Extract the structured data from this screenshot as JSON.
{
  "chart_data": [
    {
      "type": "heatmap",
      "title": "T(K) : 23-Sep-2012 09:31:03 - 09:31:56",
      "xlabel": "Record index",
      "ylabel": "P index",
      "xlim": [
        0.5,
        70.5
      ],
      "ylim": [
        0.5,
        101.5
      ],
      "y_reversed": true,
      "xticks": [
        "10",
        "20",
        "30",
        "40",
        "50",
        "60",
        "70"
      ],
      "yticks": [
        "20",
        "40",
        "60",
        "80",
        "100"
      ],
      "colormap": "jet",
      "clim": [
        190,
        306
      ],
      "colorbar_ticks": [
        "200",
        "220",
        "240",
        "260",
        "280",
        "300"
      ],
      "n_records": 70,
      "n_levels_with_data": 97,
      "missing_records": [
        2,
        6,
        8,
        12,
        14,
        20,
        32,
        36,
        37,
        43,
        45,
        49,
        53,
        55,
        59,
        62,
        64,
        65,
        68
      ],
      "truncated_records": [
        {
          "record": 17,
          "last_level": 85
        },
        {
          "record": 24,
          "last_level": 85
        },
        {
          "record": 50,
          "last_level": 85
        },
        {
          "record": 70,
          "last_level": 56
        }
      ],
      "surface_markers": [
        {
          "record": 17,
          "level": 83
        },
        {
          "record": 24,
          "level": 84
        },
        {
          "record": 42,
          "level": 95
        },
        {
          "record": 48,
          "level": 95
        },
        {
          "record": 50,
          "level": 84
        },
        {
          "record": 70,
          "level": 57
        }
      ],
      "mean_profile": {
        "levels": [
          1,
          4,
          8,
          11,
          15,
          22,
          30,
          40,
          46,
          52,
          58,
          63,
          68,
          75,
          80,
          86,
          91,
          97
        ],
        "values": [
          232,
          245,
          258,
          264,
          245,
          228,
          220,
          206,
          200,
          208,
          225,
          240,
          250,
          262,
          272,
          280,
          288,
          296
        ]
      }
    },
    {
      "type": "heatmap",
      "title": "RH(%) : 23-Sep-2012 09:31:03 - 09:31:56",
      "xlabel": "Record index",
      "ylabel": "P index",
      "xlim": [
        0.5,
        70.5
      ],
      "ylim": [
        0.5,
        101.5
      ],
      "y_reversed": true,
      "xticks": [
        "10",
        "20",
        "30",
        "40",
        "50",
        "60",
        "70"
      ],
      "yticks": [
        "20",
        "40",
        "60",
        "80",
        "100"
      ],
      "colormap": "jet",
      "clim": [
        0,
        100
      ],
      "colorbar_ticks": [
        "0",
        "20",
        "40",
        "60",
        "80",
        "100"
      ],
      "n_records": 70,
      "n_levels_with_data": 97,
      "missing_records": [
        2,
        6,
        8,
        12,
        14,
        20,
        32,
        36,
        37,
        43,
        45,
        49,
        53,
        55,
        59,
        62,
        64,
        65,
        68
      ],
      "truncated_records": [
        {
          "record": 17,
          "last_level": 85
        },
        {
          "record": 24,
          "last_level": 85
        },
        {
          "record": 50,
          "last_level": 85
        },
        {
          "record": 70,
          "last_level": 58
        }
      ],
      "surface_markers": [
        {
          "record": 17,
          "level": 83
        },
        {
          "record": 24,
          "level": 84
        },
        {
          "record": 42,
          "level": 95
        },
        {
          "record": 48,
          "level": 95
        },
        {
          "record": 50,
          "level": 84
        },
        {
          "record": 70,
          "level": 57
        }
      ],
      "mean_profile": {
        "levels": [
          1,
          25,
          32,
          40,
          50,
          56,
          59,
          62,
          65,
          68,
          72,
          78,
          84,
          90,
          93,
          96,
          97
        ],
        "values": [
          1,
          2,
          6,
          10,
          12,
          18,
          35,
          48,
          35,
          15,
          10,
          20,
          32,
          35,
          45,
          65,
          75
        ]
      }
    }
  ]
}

◇ ◇ ◇

All entries must be repeated verbatim.

### Task solution
Extract the structured data from this screenshot as JSON.
{
  "chart_data": [
    {
      "type": "heatmap",
      "title": "T(K) : 23-Sep-2012 09:31:03 - 09:31:56",
      "xlabel": "Record index",
      "ylabel": "P index",
      "xlim": [
        0.5,
        70.5
      ],
      "ylim": [
        0.5,
        101.5
      ],
      "y_reversed": true,
      "xticks": [
        "10",
        "20",
        "30",
        "40",
        "50",
        "60",
        "70"
      ],
      "yticks": [
        "20",
        "40",
        "60",
        "80",
        "100"
      ],
      "colormap": "jet",
      "clim": [
        190,
        306
      ],
      "colorbar_ticks": [
        "200",
        "220",
        "240",
        "260",
        "280",
        "300"
      ],
      "n_records": 70,
      "n_levels_with_data": 97,
      "missing_records": [
        2,
        6,
        8,
        12,
        14,
        20,
        32,
        36,
        37,
        43,
        45,
        49,
        53,
        55,
        59,
        62,
        64,
        65,
        68
      ],
      "truncated_records": [
        {
          "record": 17,
          "last_level": 85
        },
        {
          "record": 24,
          "last_level": 85
        },
        {
          "record": 50,
          "last_level": 85
        },
        {
          "record": 70,
          "last_level": 56
        }
      ],
      "surface_markers": [
        {
          "record": 17,
          "level": 83
        },
        {
          "record": 24,
          "level": 84
        },
        {
          "record": 42,
          "level": 95
        },
        {
          "record": 48,
          "level": 95
        },
        {
          "record": 50,
          "level": 84
        },
        {
          "record": 70,
          "level": 57
        }
      ],
      "mean_profile": {
        "levels": [
          1,
          4,
          8,
          11,
          15,
          22,
          30,
          40,
          46,
          52,
          58,
          63,
          68,
          75,
          80,
          86,
          91,
          97
        ],
        "values": [
          232,
          245,
          258,
          264,
          245,
          228,
          220,
          206,
          200,
          208,
          225,
          240,
          250,
          262,
          272,
          280,
          288,
          296
        ]
      }
    },
    {
      "type": "heatmap",
      "title": "RH(%) : 23-Sep-2012 09:31:03 - 09:31:56",
      "xlabel": "Record index",
      "ylabel": "P index",
      "xlim": [
        0.5,
        70.5
      ],
      "ylim": [
        0.5,
        101.5
      ],
      "y_reversed": true,
      "xticks": [
        "10",
        "20",
        "30",
        "40",
        "50",
        "60",
        "70"
      ],
      "yticks": [
        "20",
        "40",
        "60",
        "80",
        "100"
      ],
      "colormap": "jet",
      "clim": [
        0,
        100
      ],
      "colorbar_ticks": [
        "0",
        "20",
        "40",
        "60",
        "80",
        "100"
      ],
      "n_records": 70,
      "n_levels_with_data": 97,
      "missing_records": [
        2,
        6,
        8,
        12,
        14,
        20,
        32,
        36,
        37,
        43,
        45,
        49,
        53,
        55,
        59,
        62,
        64,
        65,
        68
      ],
      "truncated_records": [
        {
          "record": 17,
          "last_level": 85
        },
        {
          "record": 24,
          "last_level": 85
        },
        {
          "record": 50,
          "last_level": 85
        },
        {
          "record": 70,
          "last_level": 58
        }
      ],
      "surface_markers": [
        {
          "record": 17,
          "level": 83
        },
        {
          "record": 24,
          "level": 84
        },
        {
          "record": 42,
          "level": 95
        },
        {
          "record": 48,
          "level": 95
        },
        {
          "record": 50,
          "level": 84
        },
        {
          "record": 70,
          "level": 57
        }
      ],
      "mean_profile": {
        "levels": [
          1,
          25,
          32,
          40,
          50,
          56,
          59,
          62,
          65,
          68,
          72,
          78,
          84,
          90,
          93,
          96,
          97
        ],
        "values": [
          1,
          2,
          6,
          10,
          12,
          18,
          35,
          48,
          35,
          15,
          10,
          20,
          32,
          35,
          45,
          65,
          75
        ]
      }
    }
  ]
}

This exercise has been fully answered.